• _Task statement_
Your task is to copy every line of the records below that contains "JSON".

——

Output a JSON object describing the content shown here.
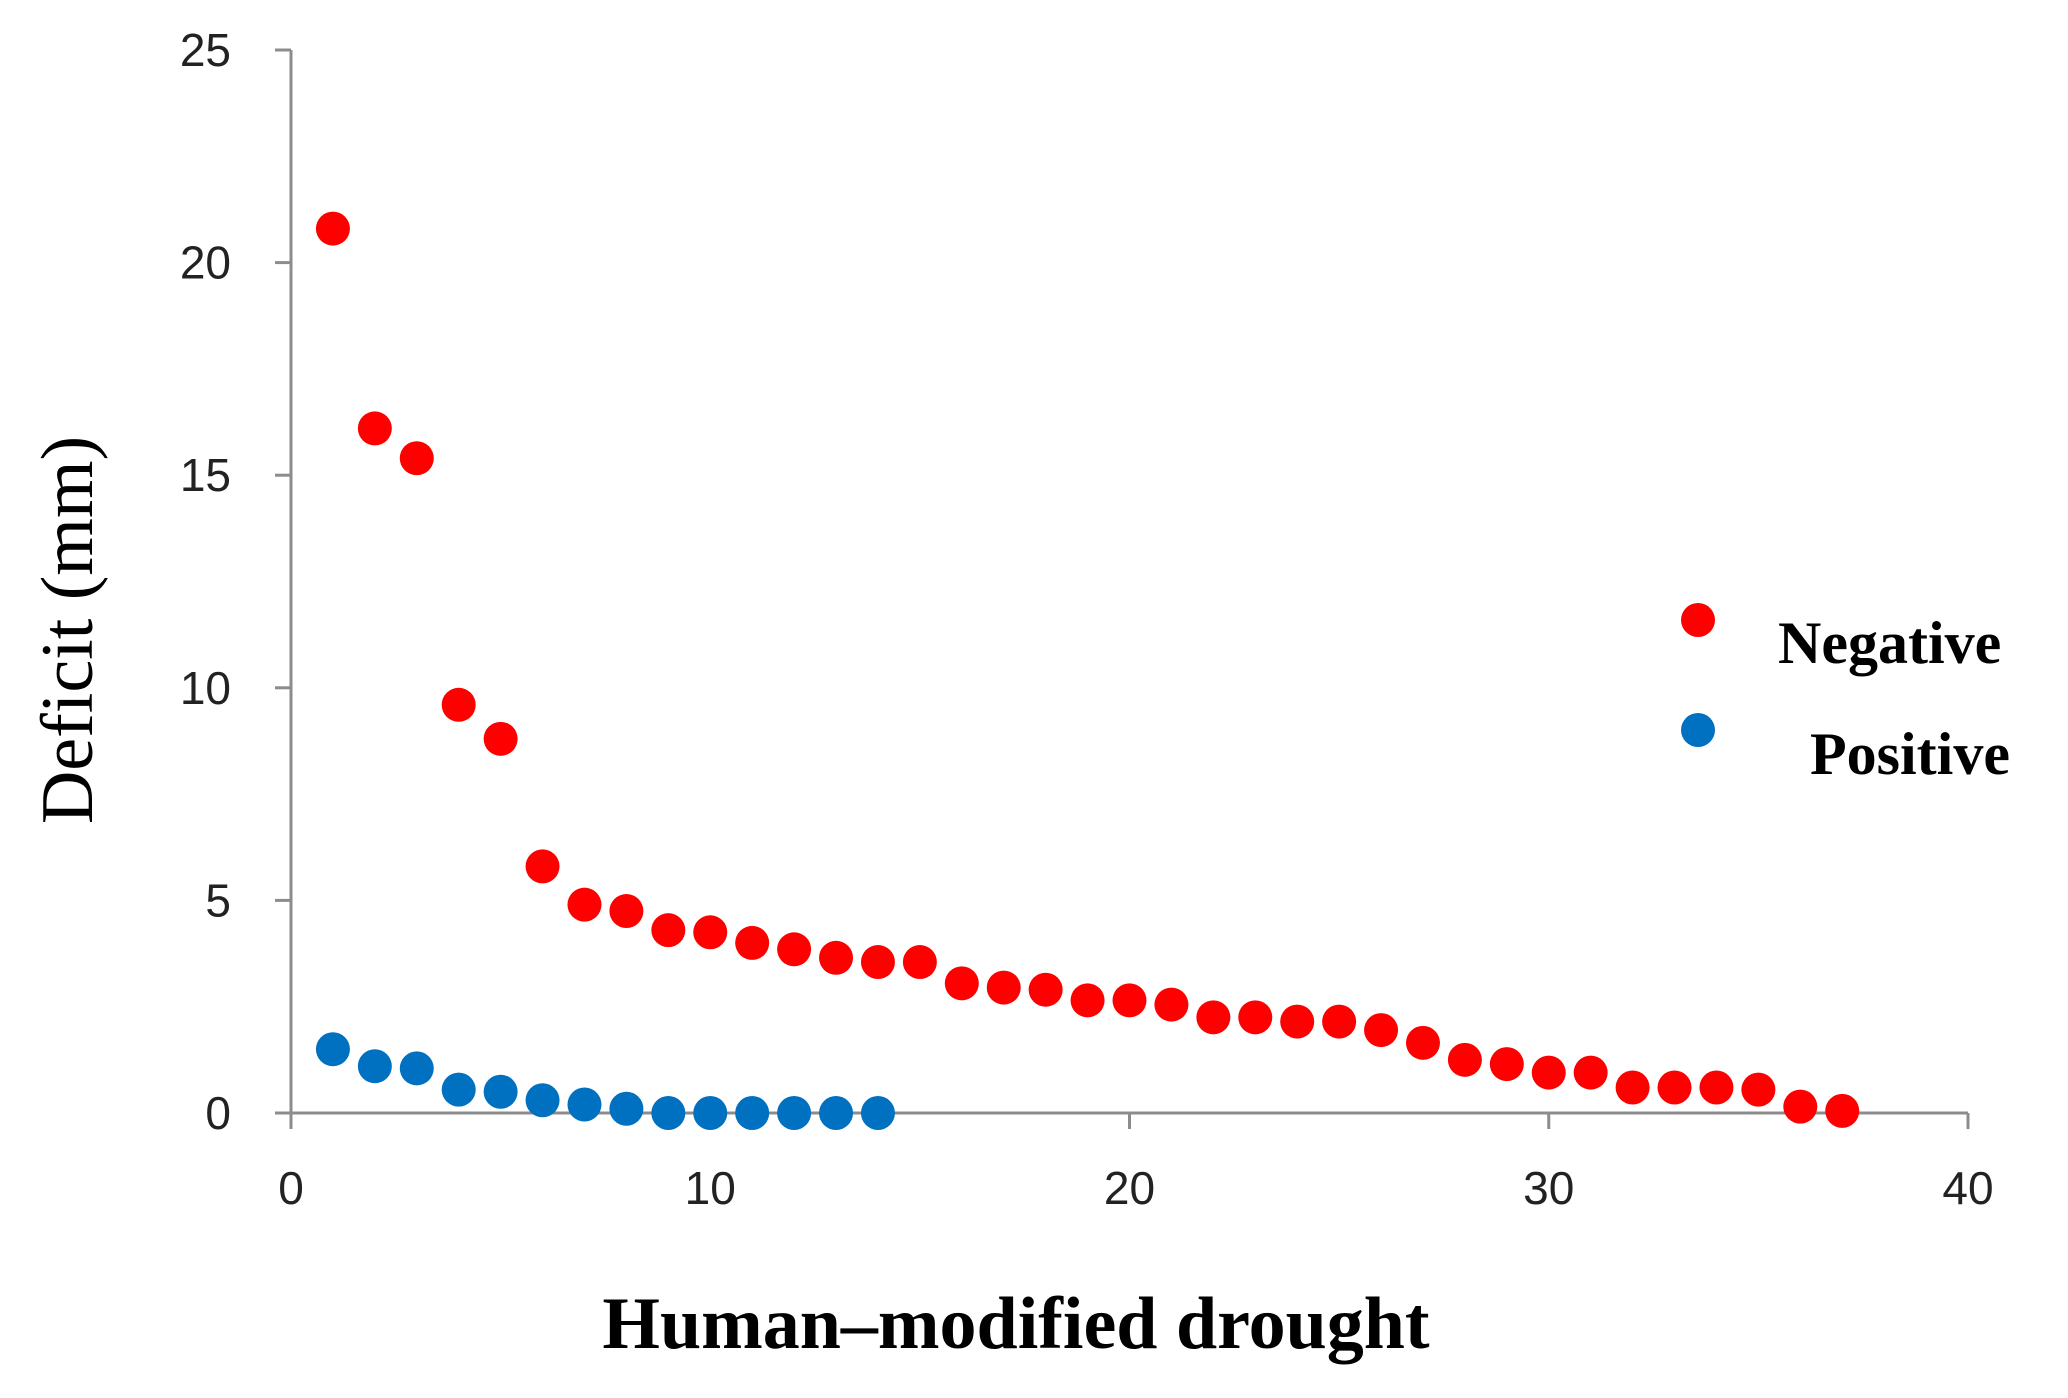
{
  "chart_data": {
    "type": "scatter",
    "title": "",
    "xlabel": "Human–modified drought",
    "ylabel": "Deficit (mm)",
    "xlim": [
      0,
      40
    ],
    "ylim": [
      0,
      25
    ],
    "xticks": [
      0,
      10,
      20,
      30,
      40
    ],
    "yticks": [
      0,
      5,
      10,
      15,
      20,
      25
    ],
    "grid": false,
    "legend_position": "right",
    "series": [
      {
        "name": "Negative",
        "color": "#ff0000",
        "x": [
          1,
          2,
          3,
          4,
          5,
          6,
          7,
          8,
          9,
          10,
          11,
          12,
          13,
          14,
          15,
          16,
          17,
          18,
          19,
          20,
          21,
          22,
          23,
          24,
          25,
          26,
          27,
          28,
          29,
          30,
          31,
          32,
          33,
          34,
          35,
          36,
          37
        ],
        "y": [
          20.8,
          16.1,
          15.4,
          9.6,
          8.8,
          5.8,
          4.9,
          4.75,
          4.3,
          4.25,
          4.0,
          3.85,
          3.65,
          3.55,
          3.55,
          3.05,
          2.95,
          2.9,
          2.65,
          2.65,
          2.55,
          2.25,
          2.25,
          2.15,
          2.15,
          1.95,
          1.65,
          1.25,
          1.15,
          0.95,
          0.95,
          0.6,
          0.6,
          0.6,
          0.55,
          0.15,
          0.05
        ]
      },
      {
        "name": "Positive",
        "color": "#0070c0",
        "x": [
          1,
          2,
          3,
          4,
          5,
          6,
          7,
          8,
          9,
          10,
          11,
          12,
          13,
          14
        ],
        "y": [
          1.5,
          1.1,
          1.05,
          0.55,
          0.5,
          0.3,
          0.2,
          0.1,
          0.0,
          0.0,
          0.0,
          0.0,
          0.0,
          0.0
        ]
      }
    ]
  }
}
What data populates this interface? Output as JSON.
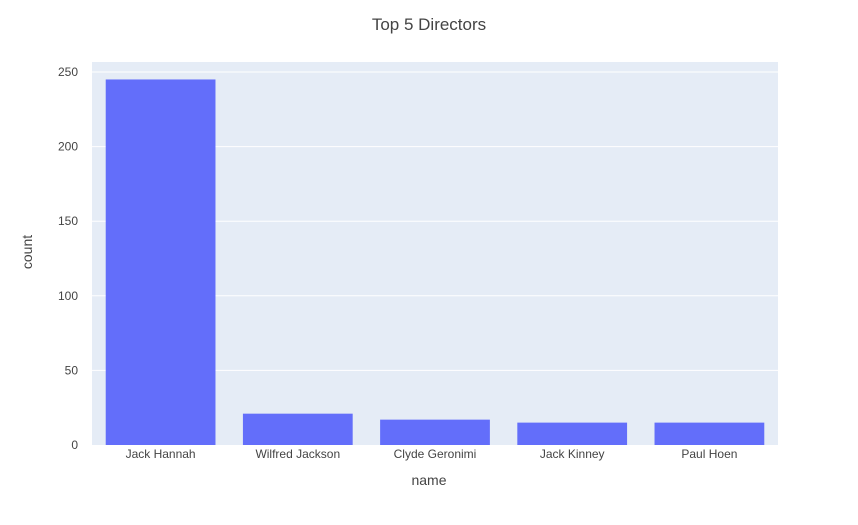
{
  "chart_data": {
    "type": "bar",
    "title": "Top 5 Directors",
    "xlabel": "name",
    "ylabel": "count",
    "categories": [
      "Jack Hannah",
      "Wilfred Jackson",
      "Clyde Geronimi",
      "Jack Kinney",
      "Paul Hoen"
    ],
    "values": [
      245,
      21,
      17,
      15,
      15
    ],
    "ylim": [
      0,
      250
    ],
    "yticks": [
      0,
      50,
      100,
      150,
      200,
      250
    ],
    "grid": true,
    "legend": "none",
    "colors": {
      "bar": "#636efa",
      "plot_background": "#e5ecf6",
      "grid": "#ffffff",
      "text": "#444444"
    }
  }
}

——

• _Problem solution_
Output a JSON object describing the content shown here.
What data populates this interface? Output as JSON.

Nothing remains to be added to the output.